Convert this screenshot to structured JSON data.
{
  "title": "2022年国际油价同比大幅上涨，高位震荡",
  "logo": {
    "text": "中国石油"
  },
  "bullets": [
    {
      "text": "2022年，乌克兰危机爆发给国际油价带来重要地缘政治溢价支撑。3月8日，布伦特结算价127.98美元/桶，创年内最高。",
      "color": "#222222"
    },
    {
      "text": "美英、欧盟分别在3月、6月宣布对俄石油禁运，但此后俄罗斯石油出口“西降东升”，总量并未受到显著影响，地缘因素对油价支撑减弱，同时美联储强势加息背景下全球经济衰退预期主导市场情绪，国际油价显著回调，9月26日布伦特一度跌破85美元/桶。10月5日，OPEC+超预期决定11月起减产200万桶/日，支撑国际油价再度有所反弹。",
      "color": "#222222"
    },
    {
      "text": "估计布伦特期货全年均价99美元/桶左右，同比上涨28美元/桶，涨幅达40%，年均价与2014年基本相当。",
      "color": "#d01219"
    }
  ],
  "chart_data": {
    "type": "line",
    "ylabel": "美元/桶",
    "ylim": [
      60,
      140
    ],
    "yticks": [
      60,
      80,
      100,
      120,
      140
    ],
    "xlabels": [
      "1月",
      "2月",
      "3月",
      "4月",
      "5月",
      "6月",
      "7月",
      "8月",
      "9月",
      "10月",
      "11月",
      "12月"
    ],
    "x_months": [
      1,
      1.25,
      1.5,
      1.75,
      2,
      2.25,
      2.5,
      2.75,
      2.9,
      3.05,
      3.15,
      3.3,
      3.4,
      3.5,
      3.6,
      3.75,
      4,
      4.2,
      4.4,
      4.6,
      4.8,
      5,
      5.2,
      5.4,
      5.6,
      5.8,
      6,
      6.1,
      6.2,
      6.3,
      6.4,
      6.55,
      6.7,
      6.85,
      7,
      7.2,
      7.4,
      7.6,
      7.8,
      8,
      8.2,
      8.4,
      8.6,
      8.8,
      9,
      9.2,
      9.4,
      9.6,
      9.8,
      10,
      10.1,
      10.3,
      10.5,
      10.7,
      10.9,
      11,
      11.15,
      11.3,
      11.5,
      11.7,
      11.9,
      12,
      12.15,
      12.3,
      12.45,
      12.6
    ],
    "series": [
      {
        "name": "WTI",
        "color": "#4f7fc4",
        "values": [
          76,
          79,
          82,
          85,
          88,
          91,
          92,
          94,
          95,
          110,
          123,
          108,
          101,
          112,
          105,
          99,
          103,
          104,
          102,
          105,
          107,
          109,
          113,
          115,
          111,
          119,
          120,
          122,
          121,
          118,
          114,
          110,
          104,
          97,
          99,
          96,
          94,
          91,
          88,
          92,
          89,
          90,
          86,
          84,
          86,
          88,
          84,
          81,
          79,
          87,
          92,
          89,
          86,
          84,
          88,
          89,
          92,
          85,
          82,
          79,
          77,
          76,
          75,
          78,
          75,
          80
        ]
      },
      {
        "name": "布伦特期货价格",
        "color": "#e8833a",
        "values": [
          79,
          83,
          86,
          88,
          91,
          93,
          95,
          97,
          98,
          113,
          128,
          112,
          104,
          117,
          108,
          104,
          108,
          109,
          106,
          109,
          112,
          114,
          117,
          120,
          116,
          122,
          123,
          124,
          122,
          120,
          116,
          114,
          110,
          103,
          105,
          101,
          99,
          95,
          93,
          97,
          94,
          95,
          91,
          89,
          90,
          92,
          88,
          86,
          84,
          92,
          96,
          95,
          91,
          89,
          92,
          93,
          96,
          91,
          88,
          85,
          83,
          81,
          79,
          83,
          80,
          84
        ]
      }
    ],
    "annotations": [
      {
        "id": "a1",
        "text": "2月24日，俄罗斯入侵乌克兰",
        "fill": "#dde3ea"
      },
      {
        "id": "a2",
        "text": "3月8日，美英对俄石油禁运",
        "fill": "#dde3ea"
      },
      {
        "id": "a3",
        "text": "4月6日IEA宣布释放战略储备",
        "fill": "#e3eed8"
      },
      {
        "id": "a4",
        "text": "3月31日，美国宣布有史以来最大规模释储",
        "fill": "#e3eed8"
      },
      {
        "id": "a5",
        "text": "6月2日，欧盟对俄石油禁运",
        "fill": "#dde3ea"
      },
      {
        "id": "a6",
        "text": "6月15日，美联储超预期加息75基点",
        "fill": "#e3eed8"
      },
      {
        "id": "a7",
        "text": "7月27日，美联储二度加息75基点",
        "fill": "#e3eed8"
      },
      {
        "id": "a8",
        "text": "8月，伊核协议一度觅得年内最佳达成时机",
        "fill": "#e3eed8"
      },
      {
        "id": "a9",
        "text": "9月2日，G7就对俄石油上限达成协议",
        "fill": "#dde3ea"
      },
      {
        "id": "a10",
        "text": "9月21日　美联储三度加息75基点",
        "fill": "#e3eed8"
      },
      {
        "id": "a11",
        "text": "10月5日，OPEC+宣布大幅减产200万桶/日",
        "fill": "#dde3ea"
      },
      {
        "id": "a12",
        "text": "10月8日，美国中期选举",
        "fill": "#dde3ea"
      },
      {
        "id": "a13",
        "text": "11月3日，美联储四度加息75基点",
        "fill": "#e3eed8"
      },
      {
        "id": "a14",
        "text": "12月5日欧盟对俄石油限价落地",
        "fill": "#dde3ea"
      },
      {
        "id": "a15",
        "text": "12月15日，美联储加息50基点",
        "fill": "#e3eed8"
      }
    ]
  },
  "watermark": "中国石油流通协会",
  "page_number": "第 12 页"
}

▶ _REQUIREMENTS_:
Reproduce every entry shown above, precisely as it stands.

▶ _EXERCISE RESULT_:
Convert this screenshot to structured JSON data.
{
  "title": "2022年国际油价同比大幅上涨，高位震荡",
  "logo": {
    "text": "中国石油"
  },
  "bullets": [
    {
      "text": "2022年，乌克兰危机爆发给国际油价带来重要地缘政治溢价支撑。3月8日，布伦特结算价127.98美元/桶，创年内最高。",
      "color": "#222222"
    },
    {
      "text": "美英、欧盟分别在3月、6月宣布对俄石油禁运，但此后俄罗斯石油出口“西降东升”，总量并未受到显著影响，地缘因素对油价支撑减弱，同时美联储强势加息背景下全球经济衰退预期主导市场情绪，国际油价显著回调，9月26日布伦特一度跌破85美元/桶。10月5日，OPEC+超预期决定11月起减产200万桶/日，支撑国际油价再度有所反弹。",
      "color": "#222222"
    },
    {
      "text": "估计布伦特期货全年均价99美元/桶左右，同比上涨28美元/桶，涨幅达40%，年均价与2014年基本相当。",
      "color": "#d01219"
    }
  ],
  "chart_data": {
    "type": "line",
    "ylabel": "美元/桶",
    "ylim": [
      60,
      140
    ],
    "yticks": [
      60,
      80,
      100,
      120,
      140
    ],
    "xlabels": [
      "1月",
      "2月",
      "3月",
      "4月",
      "5月",
      "6月",
      "7月",
      "8月",
      "9月",
      "10月",
      "11月",
      "12月"
    ],
    "x_months": [
      1,
      1.25,
      1.5,
      1.75,
      2,
      2.25,
      2.5,
      2.75,
      2.9,
      3.05,
      3.15,
      3.3,
      3.4,
      3.5,
      3.6,
      3.75,
      4,
      4.2,
      4.4,
      4.6,
      4.8,
      5,
      5.2,
      5.4,
      5.6,
      5.8,
      6,
      6.1,
      6.2,
      6.3,
      6.4,
      6.55,
      6.7,
      6.85,
      7,
      7.2,
      7.4,
      7.6,
      7.8,
      8,
      8.2,
      8.4,
      8.6,
      8.8,
      9,
      9.2,
      9.4,
      9.6,
      9.8,
      10,
      10.1,
      10.3,
      10.5,
      10.7,
      10.9,
      11,
      11.15,
      11.3,
      11.5,
      11.7,
      11.9,
      12,
      12.15,
      12.3,
      12.45,
      12.6
    ],
    "series": [
      {
        "name": "WTI",
        "color": "#4f7fc4",
        "values": [
          76,
          79,
          82,
          85,
          88,
          91,
          92,
          94,
          95,
          110,
          123,
          108,
          101,
          112,
          105,
          99,
          103,
          104,
          102,
          105,
          107,
          109,
          113,
          115,
          111,
          119,
          120,
          122,
          121,
          118,
          114,
          110,
          104,
          97,
          99,
          96,
          94,
          91,
          88,
          92,
          89,
          90,
          86,
          84,
          86,
          88,
          84,
          81,
          79,
          87,
          92,
          89,
          86,
          84,
          88,
          89,
          92,
          85,
          82,
          79,
          77,
          76,
          75,
          78,
          75,
          80
        ]
      },
      {
        "name": "布伦特期货价格",
        "color": "#e8833a",
        "values": [
          79,
          83,
          86,
          88,
          91,
          93,
          95,
          97,
          98,
          113,
          128,
          112,
          104,
          117,
          108,
          104,
          108,
          109,
          106,
          109,
          112,
          114,
          117,
          120,
          116,
          122,
          123,
          124,
          122,
          120,
          116,
          114,
          110,
          103,
          105,
          101,
          99,
          95,
          93,
          97,
          94,
          95,
          91,
          89,
          90,
          92,
          88,
          86,
          84,
          92,
          96,
          95,
          91,
          89,
          92,
          93,
          96,
          91,
          88,
          85,
          83,
          81,
          79,
          83,
          80,
          84
        ]
      }
    ],
    "annotations": [
      {
        "id": "a1",
        "text": "2月24日，俄罗斯入侵乌克兰",
        "fill": "#dde3ea"
      },
      {
        "id": "a2",
        "text": "3月8日，美英对俄石油禁运",
        "fill": "#dde3ea"
      },
      {
        "id": "a3",
        "text": "4月6日IEA宣布释放战略储备",
        "fill": "#e3eed8"
      },
      {
        "id": "a4",
        "text": "3月31日，美国宣布有史以来最大规模释储",
        "fill": "#e3eed8"
      },
      {
        "id": "a5",
        "text": "6月2日，欧盟对俄石油禁运",
        "fill": "#dde3ea"
      },
      {
        "id": "a6",
        "text": "6月15日，美联储超预期加息75基点",
        "fill": "#e3eed8"
      },
      {
        "id": "a7",
        "text": "7月27日，美联储二度加息75基点",
        "fill": "#e3eed8"
      },
      {
        "id": "a8",
        "text": "8月，伊核协议一度觅得年内最佳达成时机",
        "fill": "#e3eed8"
      },
      {
        "id": "a9",
        "text": "9月2日，G7就对俄石油上限达成协议",
        "fill": "#dde3ea"
      },
      {
        "id": "a10",
        "text": "9月21日　美联储三度加息75基点",
        "fill": "#e3eed8"
      },
      {
        "id": "a11",
        "text": "10月5日，OPEC+宣布大幅减产200万桶/日",
        "fill": "#dde3ea"
      },
      {
        "id": "a12",
        "text": "10月8日，美国中期选举",
        "fill": "#dde3ea"
      },
      {
        "id": "a13",
        "text": "11月3日，美联储四度加息75基点",
        "fill": "#e3eed8"
      },
      {
        "id": "a14",
        "text": "12月5日欧盟对俄石油限价落地",
        "fill": "#dde3ea"
      },
      {
        "id": "a15",
        "text": "12月15日，美联储加息50基点",
        "fill": "#e3eed8"
      }
    ]
  },
  "watermark": "中国石油流通协会",
  "page_number": "第 12 页"
}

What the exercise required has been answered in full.